Source document:
+ + +

Commentators who believed substantial structural changes in government spending and revenue would be needed for the 2013-14 budget to provide evidence of the government’s commitment to achieving the goals of the National Development Plan (NDP) will be disappointed.
While Pravin Gordhan spoke at length about the NDP on Wednesday, he warned we must look to a realignment of government spending and the fruits of future growth, not additional spending, for the achievement of its objectives.
The lack of new spending is because "national development must be coupled with fiscal sustainability, which ensures that the progress we make will not be interrupted or reversed".
The budget arithmetic shows there was little space to spend more without endangering fiscal sustainability. This is because the higher than expected deficits of the past few years have increased government debt to 40% of gross domestic product (GDP) — from 23% in 2008. The increase means interest payments on debt will rise from 7.6% of total government spending in 2009 to 9.5% of spending this year. The scope for more useful government spending is being squeezed by higher interest payments caused by previous deficits.
The squeeze is being made worse by revenue shortfalls. Previously, the Treasury was usually able to meet its deficit targets even when expenditure exceeded what was budgeted. In 2005-07, deficits each year were much lower than forecast. This was because revenue exceeded what was projected, thanks to extraordinary improvements in the efficiency of tax collection.
Last year, however, weaker than expected economic growth and the collapsed profitability of the mining industry meant a revenue shortfall of R16.2bn. The shortfall produced a deficit of 5.2% of GDP, compared with the budgeted 4.6%. The revenue shortfall constrains projected spending and revenue in 2013-14. The present budget again reduces the deficit to 4.6% of GDP. To achieve this goal, Gordhan had to cut spending by R10.4bn from what was planned. Total spending is nonetheless expected to rise by 9.1% — much more than inflation.

+ + +

Source information:
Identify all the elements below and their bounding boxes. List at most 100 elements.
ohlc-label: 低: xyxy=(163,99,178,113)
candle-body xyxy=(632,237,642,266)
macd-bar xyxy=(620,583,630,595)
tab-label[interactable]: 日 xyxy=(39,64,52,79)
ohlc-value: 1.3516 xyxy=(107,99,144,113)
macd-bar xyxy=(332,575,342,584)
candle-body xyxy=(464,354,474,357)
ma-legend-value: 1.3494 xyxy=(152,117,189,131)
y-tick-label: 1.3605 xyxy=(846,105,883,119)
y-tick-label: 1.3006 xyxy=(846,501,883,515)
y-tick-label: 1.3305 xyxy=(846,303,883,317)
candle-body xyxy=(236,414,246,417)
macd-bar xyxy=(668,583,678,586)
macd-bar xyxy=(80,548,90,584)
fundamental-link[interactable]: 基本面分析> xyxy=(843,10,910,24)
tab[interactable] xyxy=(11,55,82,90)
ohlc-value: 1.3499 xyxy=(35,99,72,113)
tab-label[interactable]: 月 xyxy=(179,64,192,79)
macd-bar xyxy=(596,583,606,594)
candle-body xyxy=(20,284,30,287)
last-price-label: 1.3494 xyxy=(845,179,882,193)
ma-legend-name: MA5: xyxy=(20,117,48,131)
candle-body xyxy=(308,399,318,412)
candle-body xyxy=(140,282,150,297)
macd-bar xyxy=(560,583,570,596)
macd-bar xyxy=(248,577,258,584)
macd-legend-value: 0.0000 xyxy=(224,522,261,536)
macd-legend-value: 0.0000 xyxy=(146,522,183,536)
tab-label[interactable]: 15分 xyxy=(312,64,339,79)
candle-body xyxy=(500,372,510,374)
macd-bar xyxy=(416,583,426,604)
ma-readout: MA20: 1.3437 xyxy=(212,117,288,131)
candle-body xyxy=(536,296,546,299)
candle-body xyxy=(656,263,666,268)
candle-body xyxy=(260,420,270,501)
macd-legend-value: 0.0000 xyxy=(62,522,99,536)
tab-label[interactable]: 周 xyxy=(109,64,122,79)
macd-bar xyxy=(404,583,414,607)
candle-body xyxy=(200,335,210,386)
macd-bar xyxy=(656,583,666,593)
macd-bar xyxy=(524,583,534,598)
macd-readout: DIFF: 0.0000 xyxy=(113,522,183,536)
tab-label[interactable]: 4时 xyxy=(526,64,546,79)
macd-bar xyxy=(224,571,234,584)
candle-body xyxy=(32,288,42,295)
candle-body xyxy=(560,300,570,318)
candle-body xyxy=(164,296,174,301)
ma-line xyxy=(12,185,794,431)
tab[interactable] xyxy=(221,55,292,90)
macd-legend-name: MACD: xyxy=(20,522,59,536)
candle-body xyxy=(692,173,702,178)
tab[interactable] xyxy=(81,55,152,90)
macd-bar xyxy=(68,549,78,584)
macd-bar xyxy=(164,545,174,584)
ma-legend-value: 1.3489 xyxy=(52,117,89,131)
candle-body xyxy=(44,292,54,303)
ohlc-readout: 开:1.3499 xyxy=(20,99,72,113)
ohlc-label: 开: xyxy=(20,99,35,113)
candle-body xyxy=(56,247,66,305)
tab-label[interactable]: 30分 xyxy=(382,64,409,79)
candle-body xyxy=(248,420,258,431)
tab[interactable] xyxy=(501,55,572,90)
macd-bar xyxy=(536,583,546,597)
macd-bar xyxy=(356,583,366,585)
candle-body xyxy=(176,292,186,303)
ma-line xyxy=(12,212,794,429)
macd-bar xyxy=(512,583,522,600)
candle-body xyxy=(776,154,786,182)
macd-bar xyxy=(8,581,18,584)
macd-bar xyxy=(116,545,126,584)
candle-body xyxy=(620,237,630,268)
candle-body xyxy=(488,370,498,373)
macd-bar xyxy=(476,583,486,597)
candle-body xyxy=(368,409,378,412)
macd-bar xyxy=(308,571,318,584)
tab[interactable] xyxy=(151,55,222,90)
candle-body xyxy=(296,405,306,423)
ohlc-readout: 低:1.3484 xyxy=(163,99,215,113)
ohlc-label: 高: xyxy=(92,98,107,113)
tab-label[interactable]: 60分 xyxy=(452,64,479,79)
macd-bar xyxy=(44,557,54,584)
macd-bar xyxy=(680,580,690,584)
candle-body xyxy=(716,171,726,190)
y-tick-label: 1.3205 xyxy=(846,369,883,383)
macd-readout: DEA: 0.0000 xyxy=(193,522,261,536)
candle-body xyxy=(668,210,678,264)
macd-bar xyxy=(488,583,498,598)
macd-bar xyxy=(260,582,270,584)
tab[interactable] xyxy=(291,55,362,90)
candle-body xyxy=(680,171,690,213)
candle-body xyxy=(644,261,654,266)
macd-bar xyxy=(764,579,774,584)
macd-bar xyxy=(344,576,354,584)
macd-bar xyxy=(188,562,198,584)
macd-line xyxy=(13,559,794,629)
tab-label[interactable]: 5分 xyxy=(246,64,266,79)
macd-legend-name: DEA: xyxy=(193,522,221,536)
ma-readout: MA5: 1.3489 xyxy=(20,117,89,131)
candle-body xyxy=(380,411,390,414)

+ + +

Required action: Set down, word for word, the part of the budget article that begins at "Commentators who believed" and ends after "of its objectives.".

Response to the exercise:
Commentators who believed substantial structural changes in government spending and revenue would be needed for the 2013-14 budget to provide evidence of the government’s commitment to achieving the goals of the National Development Plan (NDP) will be disappointed.
While Pravin Gordhan spoke at length about the NDP on Wednesday, he warned we must look to a realignment of government spending and the fruits of future growth, not additional spending, for the achievement of its objectives.